==== Available records

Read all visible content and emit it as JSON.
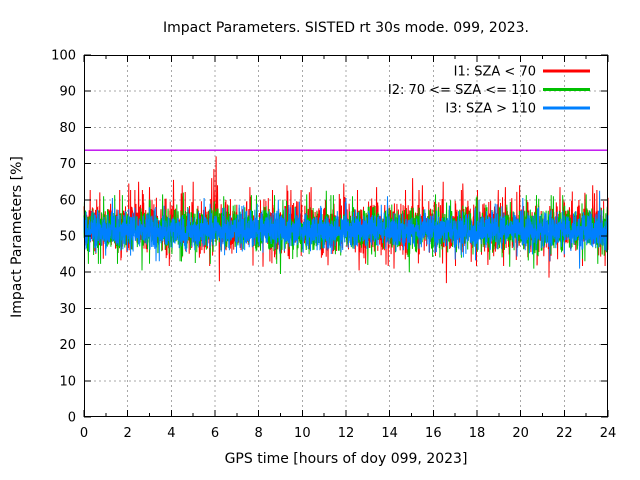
{
  "title": "Impact Parameters. SISTED rt 30s mode. 099, 2023.",
  "chart_data": {
    "type": "line",
    "title": "Impact Parameters. SISTED rt 30s mode. 099, 2023.",
    "xlabel": "GPS time [hours of doy 099, 2023]",
    "ylabel": "Impact Parameters [%]",
    "xlim": [
      0,
      24
    ],
    "ylim": [
      0,
      100
    ],
    "x_major_step": 2,
    "x_minor_step": 1,
    "y_major_step": 10,
    "x_tick_labels": [
      "0",
      "2",
      "4",
      "6",
      "8",
      "10",
      "12",
      "14",
      "16",
      "18",
      "20",
      "22",
      "24"
    ],
    "y_tick_labels": [
      "0",
      "10",
      "20",
      "30",
      "40",
      "50",
      "60",
      "70",
      "80",
      "90",
      "100"
    ],
    "grid": true,
    "grid_color": "#a8a8a8",
    "legend_position": "top-right-inside",
    "sample_interval_hours": 0.008333333,
    "representation": "dense 30-second noisy time series spanning 0-24 h; band values synthesized from the statistics below",
    "threshold_line": {
      "y": 73.7,
      "color": "#bb00ee"
    },
    "series": [
      {
        "id": "I1",
        "label": "I1: SZA < 70",
        "color": "#ff0000",
        "mean": 52.2,
        "sigma": 3.3,
        "clamp": 10.5,
        "tail_prob": 0.045,
        "tail_scale": 1.9,
        "seed": 1017,
        "spikes": [
          {
            "x": 2.05,
            "y": 64.5
          },
          {
            "x": 2.5,
            "y": 65
          },
          {
            "x": 3.0,
            "y": 63.5
          },
          {
            "x": 4.1,
            "y": 65.5
          },
          {
            "x": 4.5,
            "y": 64
          },
          {
            "x": 5.0,
            "y": 65
          },
          {
            "x": 5.85,
            "y": 66
          },
          {
            "x": 5.95,
            "y": 68.5
          },
          {
            "x": 6.05,
            "y": 72
          },
          {
            "x": 6.12,
            "y": 64
          },
          {
            "x": 6.2,
            "y": 37.5
          },
          {
            "x": 7.6,
            "y": 63.5
          },
          {
            "x": 8.2,
            "y": 41.5
          },
          {
            "x": 9.3,
            "y": 64
          },
          {
            "x": 10.4,
            "y": 63.5
          },
          {
            "x": 11.9,
            "y": 64.5
          },
          {
            "x": 12.6,
            "y": 40.5
          },
          {
            "x": 13.4,
            "y": 63.5
          },
          {
            "x": 14.2,
            "y": 41
          },
          {
            "x": 15.05,
            "y": 66
          },
          {
            "x": 15.5,
            "y": 64
          },
          {
            "x": 16.45,
            "y": 65
          },
          {
            "x": 16.6,
            "y": 37
          },
          {
            "x": 17.35,
            "y": 64.5
          },
          {
            "x": 18.5,
            "y": 42
          },
          {
            "x": 19.3,
            "y": 63.5
          },
          {
            "x": 19.95,
            "y": 64
          },
          {
            "x": 21.3,
            "y": 38.5
          },
          {
            "x": 21.8,
            "y": 63.5
          },
          {
            "x": 23.3,
            "y": 64
          }
        ]
      },
      {
        "id": "I2",
        "label": "I2: 70 <= SZA <= 110",
        "color": "#00c000",
        "mean": 51.8,
        "sigma": 2.9,
        "clamp": 9.5,
        "tail_prob": 0.035,
        "tail_scale": 1.8,
        "seed": 2029,
        "spikes": [
          {
            "x": 0.9,
            "y": 61
          },
          {
            "x": 2.66,
            "y": 40.5
          },
          {
            "x": 3.6,
            "y": 61.5
          },
          {
            "x": 4.55,
            "y": 62
          },
          {
            "x": 6.4,
            "y": 61
          },
          {
            "x": 9.0,
            "y": 39.5
          },
          {
            "x": 10.2,
            "y": 61.5
          },
          {
            "x": 11.1,
            "y": 62.5
          },
          {
            "x": 12.3,
            "y": 61
          },
          {
            "x": 13.0,
            "y": 42
          },
          {
            "x": 14.9,
            "y": 40
          },
          {
            "x": 16.1,
            "y": 61.5
          },
          {
            "x": 18.0,
            "y": 61
          },
          {
            "x": 19.5,
            "y": 41.5
          },
          {
            "x": 20.6,
            "y": 41
          },
          {
            "x": 21.5,
            "y": 61
          },
          {
            "x": 23.0,
            "y": 61.5
          }
        ]
      },
      {
        "id": "I3",
        "label": "I3: SZA > 110",
        "color": "#0080ff",
        "mean": 51.5,
        "sigma": 2.45,
        "clamp": 8.5,
        "tail_prob": 0.03,
        "tail_scale": 1.7,
        "seed": 3041,
        "spikes": [
          {
            "x": 1.3,
            "y": 60.5
          },
          {
            "x": 3.3,
            "y": 43
          },
          {
            "x": 5.5,
            "y": 60.5
          },
          {
            "x": 8.9,
            "y": 60
          },
          {
            "x": 12.0,
            "y": 60.5
          },
          {
            "x": 13.9,
            "y": 61
          },
          {
            "x": 17.0,
            "y": 43.5
          },
          {
            "x": 20.1,
            "y": 60.5
          },
          {
            "x": 22.7,
            "y": 41
          },
          {
            "x": 23.62,
            "y": 62.5
          }
        ]
      }
    ]
  },
  "colors": {
    "background": "#ffffff",
    "border": "#000000",
    "grid": "#a8a8a8",
    "text": "#000000",
    "series_1": "#ff0000",
    "series_2": "#00c000",
    "series_3": "#0080ff",
    "threshold": "#bb00ee"
  }
}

========

_Request_
Pull out each line of the listing that holds the string "time".

_Output for this exercise_
    "xlabel": "GPS time [hours of doy 099, 2023]",
    "representation": "dense 30-second noisy time series spanning 0-24 h; band values synthesized from the statistics below",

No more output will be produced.